:: Material for the task ::

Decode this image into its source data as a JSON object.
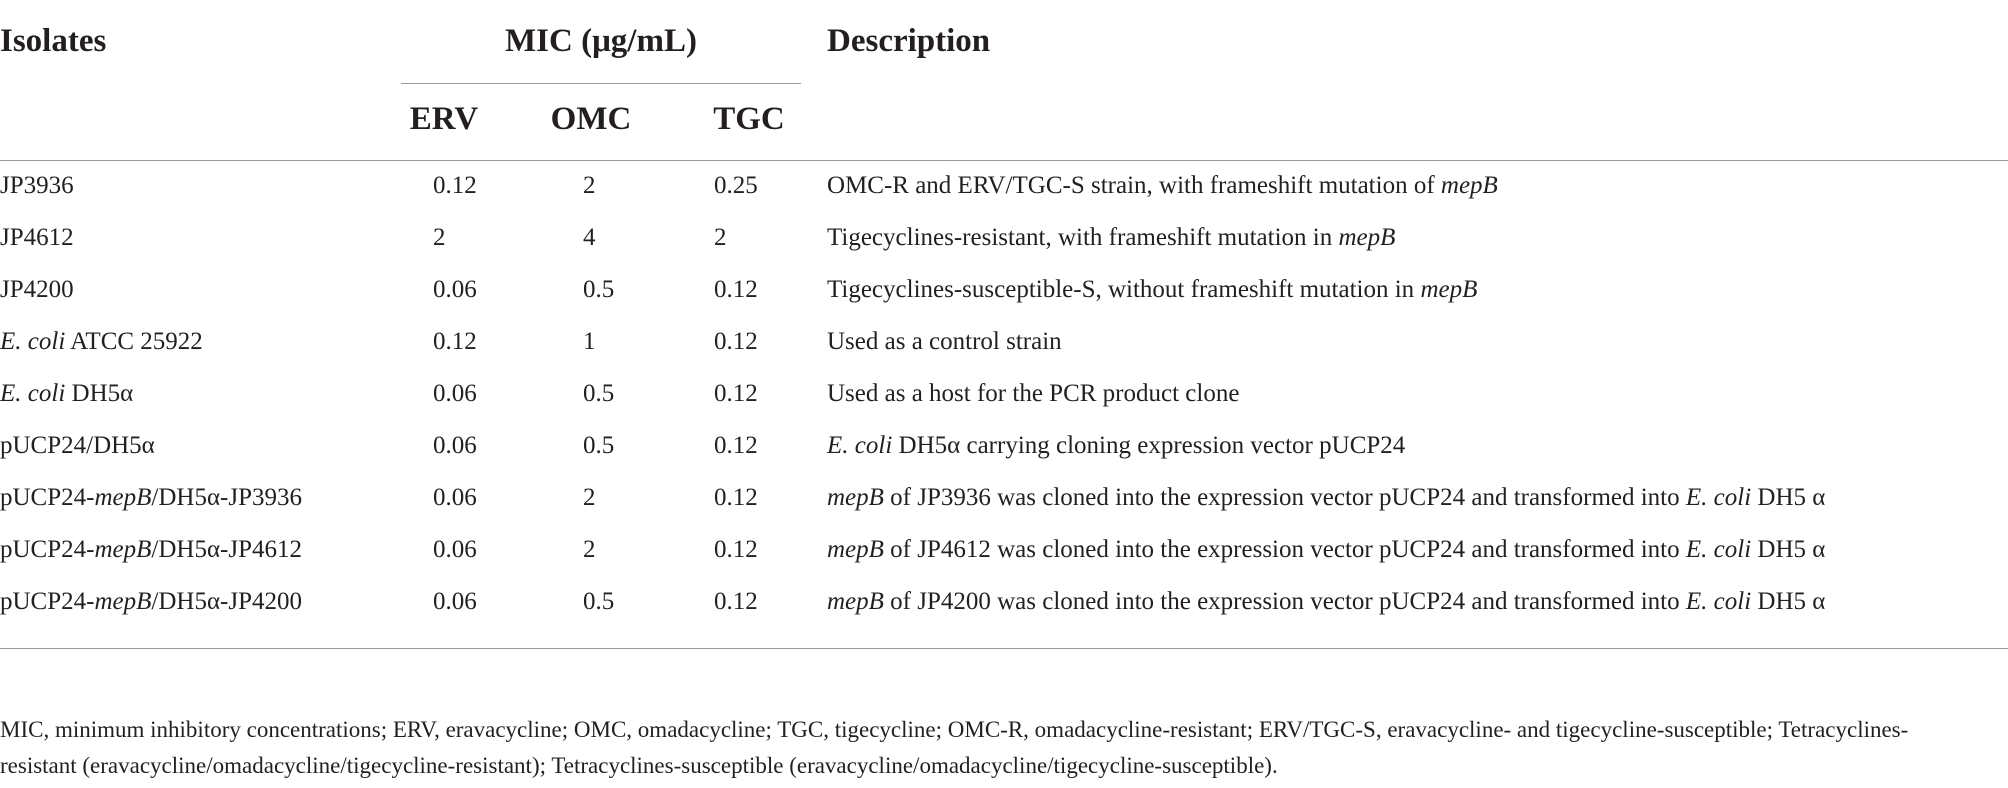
{
  "header": {
    "isolates": "Isolates",
    "mic": "MIC (μg/mL)",
    "description": "Description",
    "subcolumns": [
      "ERV",
      "OMC",
      "TGC"
    ]
  },
  "table": {
    "rows": [
      {
        "isolate": [
          "JP3936"
        ],
        "erv": "0.12",
        "omc": "2",
        "tgc": "0.25",
        "description": [
          "OMC-R and ERV/TGC-S strain, with frameshift mutation of ",
          {
            "text": "mepB",
            "italic": true
          }
        ]
      },
      {
        "isolate": [
          "JP4612"
        ],
        "erv": "2",
        "omc": "4",
        "tgc": "2",
        "description": [
          "Tigecyclines-resistant, with frameshift mutation in ",
          {
            "text": "mepB",
            "italic": true
          }
        ]
      },
      {
        "isolate": [
          "JP4200"
        ],
        "erv": "0.06",
        "omc": "0.5",
        "tgc": "0.12",
        "description": [
          "Tigecyclines-susceptible-S, without frameshift mutation in ",
          {
            "text": "mepB",
            "italic": true
          }
        ]
      },
      {
        "isolate": [
          {
            "text": "E. coli",
            "italic": true
          },
          " ATCC 25922"
        ],
        "erv": "0.12",
        "omc": "1",
        "tgc": "0.12",
        "description": [
          "Used as a control strain"
        ]
      },
      {
        "isolate": [
          {
            "text": "E. coli",
            "italic": true
          },
          " DH5α"
        ],
        "erv": "0.06",
        "omc": "0.5",
        "tgc": "0.12",
        "description": [
          "Used as a host for the PCR product clone"
        ]
      },
      {
        "isolate": [
          "pUCP24/DH5α"
        ],
        "erv": "0.06",
        "omc": "0.5",
        "tgc": "0.12",
        "description": [
          {
            "text": "E. coli",
            "italic": true
          },
          " DH5α carrying cloning expression vector pUCP24"
        ]
      },
      {
        "isolate": [
          "pUCP24-",
          {
            "text": "mepB",
            "italic": true
          },
          "/DH5α-JP3936"
        ],
        "erv": "0.06",
        "omc": "2",
        "tgc": "0.12",
        "description": [
          {
            "text": "mepB",
            "italic": true
          },
          " of JP3936 was cloned into the expression vector pUCP24 and transformed into ",
          {
            "text": "E. coli",
            "italic": true
          },
          " DH5 α"
        ]
      },
      {
        "isolate": [
          "pUCP24-",
          {
            "text": "mepB",
            "italic": true
          },
          "/DH5α-JP4612"
        ],
        "erv": "0.06",
        "omc": "2",
        "tgc": "0.12",
        "description": [
          {
            "text": "mepB",
            "italic": true
          },
          " of JP4612 was cloned into the expression vector pUCP24 and transformed into ",
          {
            "text": "E. coli",
            "italic": true
          },
          " DH5 α"
        ]
      },
      {
        "isolate": [
          "pUCP24-",
          {
            "text": "mepB",
            "italic": true
          },
          "/DH5α-JP4200"
        ],
        "erv": "0.06",
        "omc": "0.5",
        "tgc": "0.12",
        "description": [
          {
            "text": "mepB",
            "italic": true
          },
          " of JP4200 was cloned into the expression vector pUCP24 and transformed into ",
          {
            "text": "E. coli",
            "italic": true
          },
          " DH5 α"
        ]
      }
    ]
  },
  "footnote": "MIC, minimum inhibitory concentrations; ERV, eravacycline; OMC, omadacycline; TGC, tigecycline; OMC-R, omadacycline-resistant; ERV/TGC-S, eravacycline- and tigecycline-susceptible; Tetracyclines-resistant (eravacycline/omadacycline/tigecycline-resistant); Tetracyclines-susceptible (eravacycline/omadacycline/tigecycline-susceptible)."
}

:::

Task prompt: The material above must be printed exactly, with its pictures left out.

Exercise result:
Decode this image into its source data as a JSON object.
{
  "header": {
    "isolates": "Isolates",
    "mic": "MIC (μg/mL)",
    "description": "Description",
    "subcolumns": [
      "ERV",
      "OMC",
      "TGC"
    ]
  },
  "table": {
    "rows": [
      {
        "isolate": [
          "JP3936"
        ],
        "erv": "0.12",
        "omc": "2",
        "tgc": "0.25",
        "description": [
          "OMC-R and ERV/TGC-S strain, with frameshift mutation of ",
          {
            "text": "mepB",
            "italic": true
          }
        ]
      },
      {
        "isolate": [
          "JP4612"
        ],
        "erv": "2",
        "omc": "4",
        "tgc": "2",
        "description": [
          "Tigecyclines-resistant, with frameshift mutation in ",
          {
            "text": "mepB",
            "italic": true
          }
        ]
      },
      {
        "isolate": [
          "JP4200"
        ],
        "erv": "0.06",
        "omc": "0.5",
        "tgc": "0.12",
        "description": [
          "Tigecyclines-susceptible-S, without frameshift mutation in ",
          {
            "text": "mepB",
            "italic": true
          }
        ]
      },
      {
        "isolate": [
          {
            "text": "E. coli",
            "italic": true
          },
          " ATCC 25922"
        ],
        "erv": "0.12",
        "omc": "1",
        "tgc": "0.12",
        "description": [
          "Used as a control strain"
        ]
      },
      {
        "isolate": [
          {
            "text": "E. coli",
            "italic": true
          },
          " DH5α"
        ],
        "erv": "0.06",
        "omc": "0.5",
        "tgc": "0.12",
        "description": [
          "Used as a host for the PCR product clone"
        ]
      },
      {
        "isolate": [
          "pUCP24/DH5α"
        ],
        "erv": "0.06",
        "omc": "0.5",
        "tgc": "0.12",
        "description": [
          {
            "text": "E. coli",
            "italic": true
          },
          " DH5α carrying cloning expression vector pUCP24"
        ]
      },
      {
        "isolate": [
          "pUCP24-",
          {
            "text": "mepB",
            "italic": true
          },
          "/DH5α-JP3936"
        ],
        "erv": "0.06",
        "omc": "2",
        "tgc": "0.12",
        "description": [
          {
            "text": "mepB",
            "italic": true
          },
          " of JP3936 was cloned into the expression vector pUCP24 and transformed into ",
          {
            "text": "E. coli",
            "italic": true
          },
          " DH5 α"
        ]
      },
      {
        "isolate": [
          "pUCP24-",
          {
            "text": "mepB",
            "italic": true
          },
          "/DH5α-JP4612"
        ],
        "erv": "0.06",
        "omc": "2",
        "tgc": "0.12",
        "description": [
          {
            "text": "mepB",
            "italic": true
          },
          " of JP4612 was cloned into the expression vector pUCP24 and transformed into ",
          {
            "text": "E. coli",
            "italic": true
          },
          " DH5 α"
        ]
      },
      {
        "isolate": [
          "pUCP24-",
          {
            "text": "mepB",
            "italic": true
          },
          "/DH5α-JP4200"
        ],
        "erv": "0.06",
        "omc": "0.5",
        "tgc": "0.12",
        "description": [
          {
            "text": "mepB",
            "italic": true
          },
          " of JP4200 was cloned into the expression vector pUCP24 and transformed into ",
          {
            "text": "E. coli",
            "italic": true
          },
          " DH5 α"
        ]
      }
    ]
  },
  "footnote": "MIC, minimum inhibitory concentrations; ERV, eravacycline; OMC, omadacycline; TGC, tigecycline; OMC-R, omadacycline-resistant; ERV/TGC-S, eravacycline- and tigecycline-susceptible; Tetracyclines-resistant (eravacycline/omadacycline/tigecycline-resistant); Tetracyclines-susceptible (eravacycline/omadacycline/tigecycline-susceptible)."
}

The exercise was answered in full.